====== DATA TO PROCESS

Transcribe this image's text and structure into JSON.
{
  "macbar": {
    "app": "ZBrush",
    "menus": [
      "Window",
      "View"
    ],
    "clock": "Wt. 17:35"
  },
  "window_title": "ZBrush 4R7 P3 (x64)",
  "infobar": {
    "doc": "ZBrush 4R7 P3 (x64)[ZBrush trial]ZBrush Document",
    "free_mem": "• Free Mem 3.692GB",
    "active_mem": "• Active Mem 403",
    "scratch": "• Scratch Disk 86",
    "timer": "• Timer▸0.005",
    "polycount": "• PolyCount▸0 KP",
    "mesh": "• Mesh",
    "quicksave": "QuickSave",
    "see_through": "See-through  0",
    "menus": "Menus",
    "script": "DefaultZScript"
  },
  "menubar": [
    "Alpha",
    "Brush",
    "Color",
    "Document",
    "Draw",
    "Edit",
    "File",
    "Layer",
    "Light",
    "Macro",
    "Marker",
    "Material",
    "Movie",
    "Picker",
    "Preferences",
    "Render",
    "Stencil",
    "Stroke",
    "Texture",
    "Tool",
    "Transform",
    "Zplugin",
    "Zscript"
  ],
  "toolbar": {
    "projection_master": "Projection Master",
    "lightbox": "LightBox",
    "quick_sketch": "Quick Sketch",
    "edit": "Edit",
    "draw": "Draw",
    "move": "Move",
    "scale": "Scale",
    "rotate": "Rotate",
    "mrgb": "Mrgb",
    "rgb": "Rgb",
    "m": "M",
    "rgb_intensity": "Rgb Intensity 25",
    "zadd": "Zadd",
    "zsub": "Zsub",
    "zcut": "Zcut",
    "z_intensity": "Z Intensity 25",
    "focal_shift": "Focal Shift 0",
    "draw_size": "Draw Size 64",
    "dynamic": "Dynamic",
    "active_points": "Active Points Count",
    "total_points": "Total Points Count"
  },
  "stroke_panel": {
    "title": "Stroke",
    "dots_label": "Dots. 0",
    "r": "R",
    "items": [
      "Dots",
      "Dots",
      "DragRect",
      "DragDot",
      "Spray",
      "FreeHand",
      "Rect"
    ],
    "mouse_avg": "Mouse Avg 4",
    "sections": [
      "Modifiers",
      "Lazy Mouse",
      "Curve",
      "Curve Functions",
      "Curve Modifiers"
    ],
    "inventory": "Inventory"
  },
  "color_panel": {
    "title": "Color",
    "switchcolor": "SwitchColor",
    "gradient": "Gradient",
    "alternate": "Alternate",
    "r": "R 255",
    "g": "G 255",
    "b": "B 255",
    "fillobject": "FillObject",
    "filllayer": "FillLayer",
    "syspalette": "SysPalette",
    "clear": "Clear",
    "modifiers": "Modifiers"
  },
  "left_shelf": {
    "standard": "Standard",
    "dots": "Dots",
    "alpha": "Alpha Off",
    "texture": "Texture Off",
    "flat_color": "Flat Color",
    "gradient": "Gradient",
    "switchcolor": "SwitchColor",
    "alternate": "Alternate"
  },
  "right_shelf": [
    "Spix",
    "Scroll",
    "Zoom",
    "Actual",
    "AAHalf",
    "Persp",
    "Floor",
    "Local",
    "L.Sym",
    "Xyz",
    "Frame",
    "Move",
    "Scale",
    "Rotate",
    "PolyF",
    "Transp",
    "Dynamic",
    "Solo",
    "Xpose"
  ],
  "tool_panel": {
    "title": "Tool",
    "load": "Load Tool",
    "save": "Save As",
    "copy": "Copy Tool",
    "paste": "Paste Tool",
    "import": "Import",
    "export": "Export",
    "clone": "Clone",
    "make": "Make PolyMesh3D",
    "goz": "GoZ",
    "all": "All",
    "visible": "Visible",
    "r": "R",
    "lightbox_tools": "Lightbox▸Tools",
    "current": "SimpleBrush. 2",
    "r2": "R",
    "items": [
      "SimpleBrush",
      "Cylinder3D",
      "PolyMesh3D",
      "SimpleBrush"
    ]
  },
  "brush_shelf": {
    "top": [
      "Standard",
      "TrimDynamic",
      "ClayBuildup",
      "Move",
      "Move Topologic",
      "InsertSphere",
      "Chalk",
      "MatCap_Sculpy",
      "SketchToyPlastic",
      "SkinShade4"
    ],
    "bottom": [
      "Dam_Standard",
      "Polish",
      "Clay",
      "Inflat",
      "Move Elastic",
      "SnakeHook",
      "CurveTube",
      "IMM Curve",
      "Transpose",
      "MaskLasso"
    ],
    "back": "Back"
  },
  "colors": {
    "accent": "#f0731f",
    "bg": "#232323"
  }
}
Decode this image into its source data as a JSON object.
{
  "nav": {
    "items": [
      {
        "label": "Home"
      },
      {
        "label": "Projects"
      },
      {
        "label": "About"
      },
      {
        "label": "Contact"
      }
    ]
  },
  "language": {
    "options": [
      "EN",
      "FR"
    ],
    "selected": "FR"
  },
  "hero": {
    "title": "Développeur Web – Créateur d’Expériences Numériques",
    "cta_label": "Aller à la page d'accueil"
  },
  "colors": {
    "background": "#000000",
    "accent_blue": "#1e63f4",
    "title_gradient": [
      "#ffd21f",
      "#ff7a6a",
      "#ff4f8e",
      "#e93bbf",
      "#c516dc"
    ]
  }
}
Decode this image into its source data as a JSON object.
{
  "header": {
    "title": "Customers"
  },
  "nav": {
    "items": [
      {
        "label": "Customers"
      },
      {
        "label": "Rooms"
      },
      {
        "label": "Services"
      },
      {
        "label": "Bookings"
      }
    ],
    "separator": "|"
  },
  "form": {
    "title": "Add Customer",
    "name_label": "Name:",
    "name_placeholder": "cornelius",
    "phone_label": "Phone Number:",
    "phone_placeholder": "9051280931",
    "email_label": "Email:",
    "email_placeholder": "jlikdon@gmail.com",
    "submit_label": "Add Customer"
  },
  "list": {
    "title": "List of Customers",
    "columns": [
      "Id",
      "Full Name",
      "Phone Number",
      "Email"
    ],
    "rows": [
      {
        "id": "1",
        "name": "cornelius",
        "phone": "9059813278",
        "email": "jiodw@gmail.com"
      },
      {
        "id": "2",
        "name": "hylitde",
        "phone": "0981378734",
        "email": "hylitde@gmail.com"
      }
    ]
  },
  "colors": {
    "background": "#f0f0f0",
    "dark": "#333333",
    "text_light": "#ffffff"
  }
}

============

• **WHAT YOU ARE ASKED TO DO**:
Of the lines in the entries, how many include the word "hylitde"? State only the number.

• **THE COMPLETED TASK**:
2